> **Given records**
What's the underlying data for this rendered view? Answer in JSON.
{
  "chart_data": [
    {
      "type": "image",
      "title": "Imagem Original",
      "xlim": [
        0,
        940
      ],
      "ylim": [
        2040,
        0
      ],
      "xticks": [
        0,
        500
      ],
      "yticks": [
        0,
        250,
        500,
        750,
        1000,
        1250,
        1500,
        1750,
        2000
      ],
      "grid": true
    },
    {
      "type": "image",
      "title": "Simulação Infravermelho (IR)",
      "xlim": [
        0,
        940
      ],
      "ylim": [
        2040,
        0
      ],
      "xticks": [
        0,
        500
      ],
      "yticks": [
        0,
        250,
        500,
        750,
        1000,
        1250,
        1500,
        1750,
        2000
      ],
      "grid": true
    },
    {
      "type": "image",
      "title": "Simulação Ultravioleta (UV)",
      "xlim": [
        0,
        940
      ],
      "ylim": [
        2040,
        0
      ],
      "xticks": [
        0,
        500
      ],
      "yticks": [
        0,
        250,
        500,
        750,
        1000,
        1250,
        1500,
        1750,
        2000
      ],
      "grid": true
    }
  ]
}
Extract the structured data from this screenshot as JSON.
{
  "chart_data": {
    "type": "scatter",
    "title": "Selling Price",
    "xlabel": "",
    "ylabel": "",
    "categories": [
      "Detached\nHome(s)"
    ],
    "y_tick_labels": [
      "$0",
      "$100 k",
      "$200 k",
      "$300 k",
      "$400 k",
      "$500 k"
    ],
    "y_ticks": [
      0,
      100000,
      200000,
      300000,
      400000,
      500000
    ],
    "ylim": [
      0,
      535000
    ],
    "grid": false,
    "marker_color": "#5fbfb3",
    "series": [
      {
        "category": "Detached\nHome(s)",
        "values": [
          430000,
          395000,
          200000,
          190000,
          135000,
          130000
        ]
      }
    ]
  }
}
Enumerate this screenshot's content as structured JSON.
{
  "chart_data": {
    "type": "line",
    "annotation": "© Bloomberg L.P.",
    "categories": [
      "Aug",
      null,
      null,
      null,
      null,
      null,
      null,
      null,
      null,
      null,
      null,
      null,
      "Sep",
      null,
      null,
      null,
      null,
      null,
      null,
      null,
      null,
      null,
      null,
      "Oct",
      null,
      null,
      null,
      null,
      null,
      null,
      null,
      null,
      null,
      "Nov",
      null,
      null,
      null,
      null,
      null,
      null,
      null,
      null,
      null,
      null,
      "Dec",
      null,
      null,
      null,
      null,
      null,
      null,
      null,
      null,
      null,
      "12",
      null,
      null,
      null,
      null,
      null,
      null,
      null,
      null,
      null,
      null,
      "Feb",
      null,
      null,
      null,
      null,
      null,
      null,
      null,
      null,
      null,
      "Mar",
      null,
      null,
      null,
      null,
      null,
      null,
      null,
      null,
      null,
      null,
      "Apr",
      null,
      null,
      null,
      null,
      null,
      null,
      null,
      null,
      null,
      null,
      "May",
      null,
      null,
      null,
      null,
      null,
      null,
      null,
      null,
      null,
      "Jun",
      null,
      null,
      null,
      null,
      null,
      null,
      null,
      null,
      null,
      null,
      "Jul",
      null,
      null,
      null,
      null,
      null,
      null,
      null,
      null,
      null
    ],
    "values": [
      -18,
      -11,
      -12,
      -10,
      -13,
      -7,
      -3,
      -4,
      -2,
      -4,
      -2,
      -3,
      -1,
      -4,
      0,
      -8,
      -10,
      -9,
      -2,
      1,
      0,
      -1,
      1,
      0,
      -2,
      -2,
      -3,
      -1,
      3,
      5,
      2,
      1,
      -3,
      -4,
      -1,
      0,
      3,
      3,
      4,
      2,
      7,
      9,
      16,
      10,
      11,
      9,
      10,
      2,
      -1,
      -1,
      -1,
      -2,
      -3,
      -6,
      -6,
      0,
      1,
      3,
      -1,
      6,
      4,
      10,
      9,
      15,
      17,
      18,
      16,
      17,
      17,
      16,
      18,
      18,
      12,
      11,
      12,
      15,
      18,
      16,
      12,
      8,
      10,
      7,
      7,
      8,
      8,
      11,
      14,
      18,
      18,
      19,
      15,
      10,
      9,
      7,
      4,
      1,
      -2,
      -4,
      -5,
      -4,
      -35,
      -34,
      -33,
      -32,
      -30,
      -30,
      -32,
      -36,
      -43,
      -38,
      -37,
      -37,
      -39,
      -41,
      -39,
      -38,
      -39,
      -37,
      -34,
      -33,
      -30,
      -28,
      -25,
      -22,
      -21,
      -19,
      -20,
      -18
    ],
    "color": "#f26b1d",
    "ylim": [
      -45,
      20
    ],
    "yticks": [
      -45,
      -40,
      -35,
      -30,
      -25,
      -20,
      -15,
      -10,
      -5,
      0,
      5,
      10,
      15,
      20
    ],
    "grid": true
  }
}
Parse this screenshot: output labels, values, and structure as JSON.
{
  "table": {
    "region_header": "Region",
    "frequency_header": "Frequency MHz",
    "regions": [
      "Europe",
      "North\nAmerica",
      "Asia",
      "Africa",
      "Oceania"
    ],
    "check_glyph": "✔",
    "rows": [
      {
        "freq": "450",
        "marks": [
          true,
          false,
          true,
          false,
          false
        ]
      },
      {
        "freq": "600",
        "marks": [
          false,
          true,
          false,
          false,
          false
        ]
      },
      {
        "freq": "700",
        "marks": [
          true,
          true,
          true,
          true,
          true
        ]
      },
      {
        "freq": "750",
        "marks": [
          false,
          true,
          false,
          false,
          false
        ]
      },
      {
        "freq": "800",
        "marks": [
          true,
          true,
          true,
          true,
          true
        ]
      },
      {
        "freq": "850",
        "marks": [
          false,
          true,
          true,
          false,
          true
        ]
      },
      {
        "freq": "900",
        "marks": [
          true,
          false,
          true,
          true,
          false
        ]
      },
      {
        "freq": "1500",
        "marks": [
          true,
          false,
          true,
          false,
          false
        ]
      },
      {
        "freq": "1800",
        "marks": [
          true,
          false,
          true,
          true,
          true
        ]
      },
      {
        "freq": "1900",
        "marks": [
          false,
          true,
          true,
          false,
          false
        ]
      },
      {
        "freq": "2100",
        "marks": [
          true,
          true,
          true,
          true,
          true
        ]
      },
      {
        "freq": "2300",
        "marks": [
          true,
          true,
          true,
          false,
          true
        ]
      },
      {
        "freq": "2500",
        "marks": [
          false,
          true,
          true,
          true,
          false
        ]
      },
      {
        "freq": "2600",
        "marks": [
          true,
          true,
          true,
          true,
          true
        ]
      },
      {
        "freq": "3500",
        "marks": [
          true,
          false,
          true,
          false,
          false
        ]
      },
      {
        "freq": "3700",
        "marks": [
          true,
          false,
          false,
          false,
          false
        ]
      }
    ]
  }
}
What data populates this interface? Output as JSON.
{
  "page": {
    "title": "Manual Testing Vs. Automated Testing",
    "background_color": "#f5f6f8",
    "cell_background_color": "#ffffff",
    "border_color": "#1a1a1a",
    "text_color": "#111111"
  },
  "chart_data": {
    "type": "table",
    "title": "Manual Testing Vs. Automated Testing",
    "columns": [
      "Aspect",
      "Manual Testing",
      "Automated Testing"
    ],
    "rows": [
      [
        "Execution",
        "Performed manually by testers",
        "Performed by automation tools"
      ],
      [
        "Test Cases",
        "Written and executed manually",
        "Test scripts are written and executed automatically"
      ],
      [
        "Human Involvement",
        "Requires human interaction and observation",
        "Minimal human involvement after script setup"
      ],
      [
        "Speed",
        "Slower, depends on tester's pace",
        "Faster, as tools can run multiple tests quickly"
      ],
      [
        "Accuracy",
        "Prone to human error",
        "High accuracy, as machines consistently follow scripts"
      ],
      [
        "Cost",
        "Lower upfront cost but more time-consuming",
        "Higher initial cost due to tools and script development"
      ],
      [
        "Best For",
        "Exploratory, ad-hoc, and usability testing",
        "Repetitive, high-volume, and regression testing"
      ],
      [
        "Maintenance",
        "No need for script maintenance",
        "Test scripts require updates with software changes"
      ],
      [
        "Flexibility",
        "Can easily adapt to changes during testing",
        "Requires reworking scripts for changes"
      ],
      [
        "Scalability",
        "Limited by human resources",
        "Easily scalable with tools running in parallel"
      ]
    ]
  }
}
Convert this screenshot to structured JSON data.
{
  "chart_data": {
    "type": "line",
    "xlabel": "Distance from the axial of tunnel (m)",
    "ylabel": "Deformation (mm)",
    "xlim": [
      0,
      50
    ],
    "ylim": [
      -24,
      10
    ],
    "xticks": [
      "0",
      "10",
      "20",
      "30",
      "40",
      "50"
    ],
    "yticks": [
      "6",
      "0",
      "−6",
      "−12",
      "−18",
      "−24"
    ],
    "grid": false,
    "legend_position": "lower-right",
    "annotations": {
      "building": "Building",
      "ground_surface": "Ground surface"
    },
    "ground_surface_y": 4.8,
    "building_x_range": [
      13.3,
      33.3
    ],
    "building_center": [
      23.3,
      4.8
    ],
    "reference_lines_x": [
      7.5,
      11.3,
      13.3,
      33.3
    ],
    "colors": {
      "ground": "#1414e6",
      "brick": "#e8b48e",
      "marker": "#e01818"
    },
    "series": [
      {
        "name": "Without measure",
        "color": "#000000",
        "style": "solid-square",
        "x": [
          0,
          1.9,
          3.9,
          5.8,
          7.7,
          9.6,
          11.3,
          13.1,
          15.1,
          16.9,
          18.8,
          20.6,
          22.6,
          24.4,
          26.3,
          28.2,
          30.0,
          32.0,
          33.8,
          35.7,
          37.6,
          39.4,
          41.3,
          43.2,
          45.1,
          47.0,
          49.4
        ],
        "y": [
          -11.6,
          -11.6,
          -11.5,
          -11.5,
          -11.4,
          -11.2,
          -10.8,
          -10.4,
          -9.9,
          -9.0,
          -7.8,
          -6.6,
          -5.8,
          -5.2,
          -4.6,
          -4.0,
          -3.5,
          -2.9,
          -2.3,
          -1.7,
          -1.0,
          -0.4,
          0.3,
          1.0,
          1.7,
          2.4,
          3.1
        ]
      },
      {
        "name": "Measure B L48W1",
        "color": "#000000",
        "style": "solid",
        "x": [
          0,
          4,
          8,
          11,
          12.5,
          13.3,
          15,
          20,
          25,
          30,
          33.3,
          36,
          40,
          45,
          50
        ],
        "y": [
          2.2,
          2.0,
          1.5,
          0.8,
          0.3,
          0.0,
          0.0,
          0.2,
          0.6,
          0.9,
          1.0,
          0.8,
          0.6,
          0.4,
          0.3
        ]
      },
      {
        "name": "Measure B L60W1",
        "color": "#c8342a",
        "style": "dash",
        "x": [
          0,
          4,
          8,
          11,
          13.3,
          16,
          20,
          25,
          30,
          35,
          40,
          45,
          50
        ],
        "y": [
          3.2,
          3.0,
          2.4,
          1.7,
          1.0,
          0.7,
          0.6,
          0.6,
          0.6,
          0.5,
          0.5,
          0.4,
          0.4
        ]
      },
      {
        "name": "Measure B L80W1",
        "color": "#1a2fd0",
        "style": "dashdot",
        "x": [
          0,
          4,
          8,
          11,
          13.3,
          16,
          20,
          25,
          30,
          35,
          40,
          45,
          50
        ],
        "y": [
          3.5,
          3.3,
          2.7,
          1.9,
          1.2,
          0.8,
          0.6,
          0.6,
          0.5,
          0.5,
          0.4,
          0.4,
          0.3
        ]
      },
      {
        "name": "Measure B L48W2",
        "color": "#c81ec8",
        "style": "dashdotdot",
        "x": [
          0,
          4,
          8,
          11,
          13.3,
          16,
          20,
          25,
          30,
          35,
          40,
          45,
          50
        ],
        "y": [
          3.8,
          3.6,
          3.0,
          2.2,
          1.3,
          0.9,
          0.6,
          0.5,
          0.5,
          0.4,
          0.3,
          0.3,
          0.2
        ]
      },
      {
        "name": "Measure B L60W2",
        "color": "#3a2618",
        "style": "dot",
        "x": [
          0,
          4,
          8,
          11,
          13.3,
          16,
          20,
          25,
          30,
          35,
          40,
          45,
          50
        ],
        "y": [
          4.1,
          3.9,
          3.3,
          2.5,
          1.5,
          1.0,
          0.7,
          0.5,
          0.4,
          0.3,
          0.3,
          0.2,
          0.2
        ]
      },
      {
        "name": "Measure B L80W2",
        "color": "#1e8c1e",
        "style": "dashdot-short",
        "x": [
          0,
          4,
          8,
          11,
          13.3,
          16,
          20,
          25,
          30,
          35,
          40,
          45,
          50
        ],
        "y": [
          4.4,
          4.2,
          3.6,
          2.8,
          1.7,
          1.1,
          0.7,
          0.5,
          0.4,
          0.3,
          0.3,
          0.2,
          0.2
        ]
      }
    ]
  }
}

> **Problem**
Read the entries and select each line where the word "executed" is found.

> **Solution for this problem**
        "Written and executed manually",
        "Test scripts are written and executed automatically"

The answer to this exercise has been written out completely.